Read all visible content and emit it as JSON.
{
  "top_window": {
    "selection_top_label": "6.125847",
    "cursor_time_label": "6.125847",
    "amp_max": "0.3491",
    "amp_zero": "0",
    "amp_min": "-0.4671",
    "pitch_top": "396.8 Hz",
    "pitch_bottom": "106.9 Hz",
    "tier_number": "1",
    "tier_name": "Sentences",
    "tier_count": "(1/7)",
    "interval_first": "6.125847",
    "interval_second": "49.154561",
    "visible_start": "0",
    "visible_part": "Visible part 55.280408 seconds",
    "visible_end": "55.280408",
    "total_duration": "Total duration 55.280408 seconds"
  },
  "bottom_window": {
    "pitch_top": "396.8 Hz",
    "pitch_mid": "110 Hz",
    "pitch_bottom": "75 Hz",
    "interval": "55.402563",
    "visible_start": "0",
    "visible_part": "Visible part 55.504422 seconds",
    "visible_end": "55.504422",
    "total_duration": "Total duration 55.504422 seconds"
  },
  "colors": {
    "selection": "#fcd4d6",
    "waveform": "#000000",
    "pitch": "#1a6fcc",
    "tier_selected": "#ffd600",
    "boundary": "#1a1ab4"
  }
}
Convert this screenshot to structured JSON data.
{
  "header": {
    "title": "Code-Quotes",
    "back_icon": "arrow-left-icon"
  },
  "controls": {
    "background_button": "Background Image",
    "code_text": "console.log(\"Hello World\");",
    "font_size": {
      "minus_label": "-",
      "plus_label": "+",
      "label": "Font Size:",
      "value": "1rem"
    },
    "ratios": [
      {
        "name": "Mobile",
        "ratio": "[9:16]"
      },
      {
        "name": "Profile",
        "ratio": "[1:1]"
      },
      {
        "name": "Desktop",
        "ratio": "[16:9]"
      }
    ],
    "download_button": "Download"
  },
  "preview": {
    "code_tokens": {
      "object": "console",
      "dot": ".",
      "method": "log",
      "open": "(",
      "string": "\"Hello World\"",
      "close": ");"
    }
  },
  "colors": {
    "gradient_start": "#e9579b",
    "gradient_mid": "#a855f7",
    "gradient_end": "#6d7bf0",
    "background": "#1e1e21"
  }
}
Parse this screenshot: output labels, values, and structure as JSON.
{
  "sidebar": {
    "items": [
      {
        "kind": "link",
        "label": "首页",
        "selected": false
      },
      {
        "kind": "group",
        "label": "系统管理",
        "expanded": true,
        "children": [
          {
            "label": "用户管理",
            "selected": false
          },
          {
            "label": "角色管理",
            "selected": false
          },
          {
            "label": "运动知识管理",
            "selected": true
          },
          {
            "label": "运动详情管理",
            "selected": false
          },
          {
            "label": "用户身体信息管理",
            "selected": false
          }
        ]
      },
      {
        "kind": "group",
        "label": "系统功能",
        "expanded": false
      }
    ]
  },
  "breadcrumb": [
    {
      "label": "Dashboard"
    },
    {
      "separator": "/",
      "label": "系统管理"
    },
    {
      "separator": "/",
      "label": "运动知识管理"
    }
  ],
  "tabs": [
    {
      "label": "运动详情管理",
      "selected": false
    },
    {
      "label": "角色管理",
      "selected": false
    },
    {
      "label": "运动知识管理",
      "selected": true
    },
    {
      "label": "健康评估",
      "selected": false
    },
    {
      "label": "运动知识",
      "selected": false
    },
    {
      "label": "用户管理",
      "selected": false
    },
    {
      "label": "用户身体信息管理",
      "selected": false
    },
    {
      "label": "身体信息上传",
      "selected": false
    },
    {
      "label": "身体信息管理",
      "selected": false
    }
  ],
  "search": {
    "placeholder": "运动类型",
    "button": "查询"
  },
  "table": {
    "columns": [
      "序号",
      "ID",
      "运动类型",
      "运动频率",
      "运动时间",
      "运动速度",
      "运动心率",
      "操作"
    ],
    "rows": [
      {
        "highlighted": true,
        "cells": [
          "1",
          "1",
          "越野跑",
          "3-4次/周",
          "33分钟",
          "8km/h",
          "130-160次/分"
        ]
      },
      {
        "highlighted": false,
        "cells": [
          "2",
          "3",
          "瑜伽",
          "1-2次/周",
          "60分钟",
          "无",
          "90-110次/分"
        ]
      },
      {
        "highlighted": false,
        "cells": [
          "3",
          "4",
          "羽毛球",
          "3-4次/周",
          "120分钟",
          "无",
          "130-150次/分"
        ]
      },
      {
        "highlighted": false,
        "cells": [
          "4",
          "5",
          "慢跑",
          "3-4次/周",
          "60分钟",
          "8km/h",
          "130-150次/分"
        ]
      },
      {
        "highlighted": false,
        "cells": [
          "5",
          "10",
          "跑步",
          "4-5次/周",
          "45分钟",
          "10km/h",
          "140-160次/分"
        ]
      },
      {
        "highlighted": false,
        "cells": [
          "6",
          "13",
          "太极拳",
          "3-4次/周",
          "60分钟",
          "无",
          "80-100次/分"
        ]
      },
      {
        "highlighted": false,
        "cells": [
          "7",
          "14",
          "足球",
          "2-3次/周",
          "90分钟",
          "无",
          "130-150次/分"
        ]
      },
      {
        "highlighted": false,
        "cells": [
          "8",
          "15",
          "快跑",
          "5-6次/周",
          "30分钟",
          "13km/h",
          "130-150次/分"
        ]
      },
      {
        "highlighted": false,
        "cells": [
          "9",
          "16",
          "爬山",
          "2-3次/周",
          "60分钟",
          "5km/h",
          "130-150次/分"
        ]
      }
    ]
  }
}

****************************************

SHORT TASK: Show the lines of the records that include the string "screenshot".

WRITTEN RESPONSE:
Convert this screenshot to structured JSON data.
Parse this screenshot: output labels, values, and structure as JSON.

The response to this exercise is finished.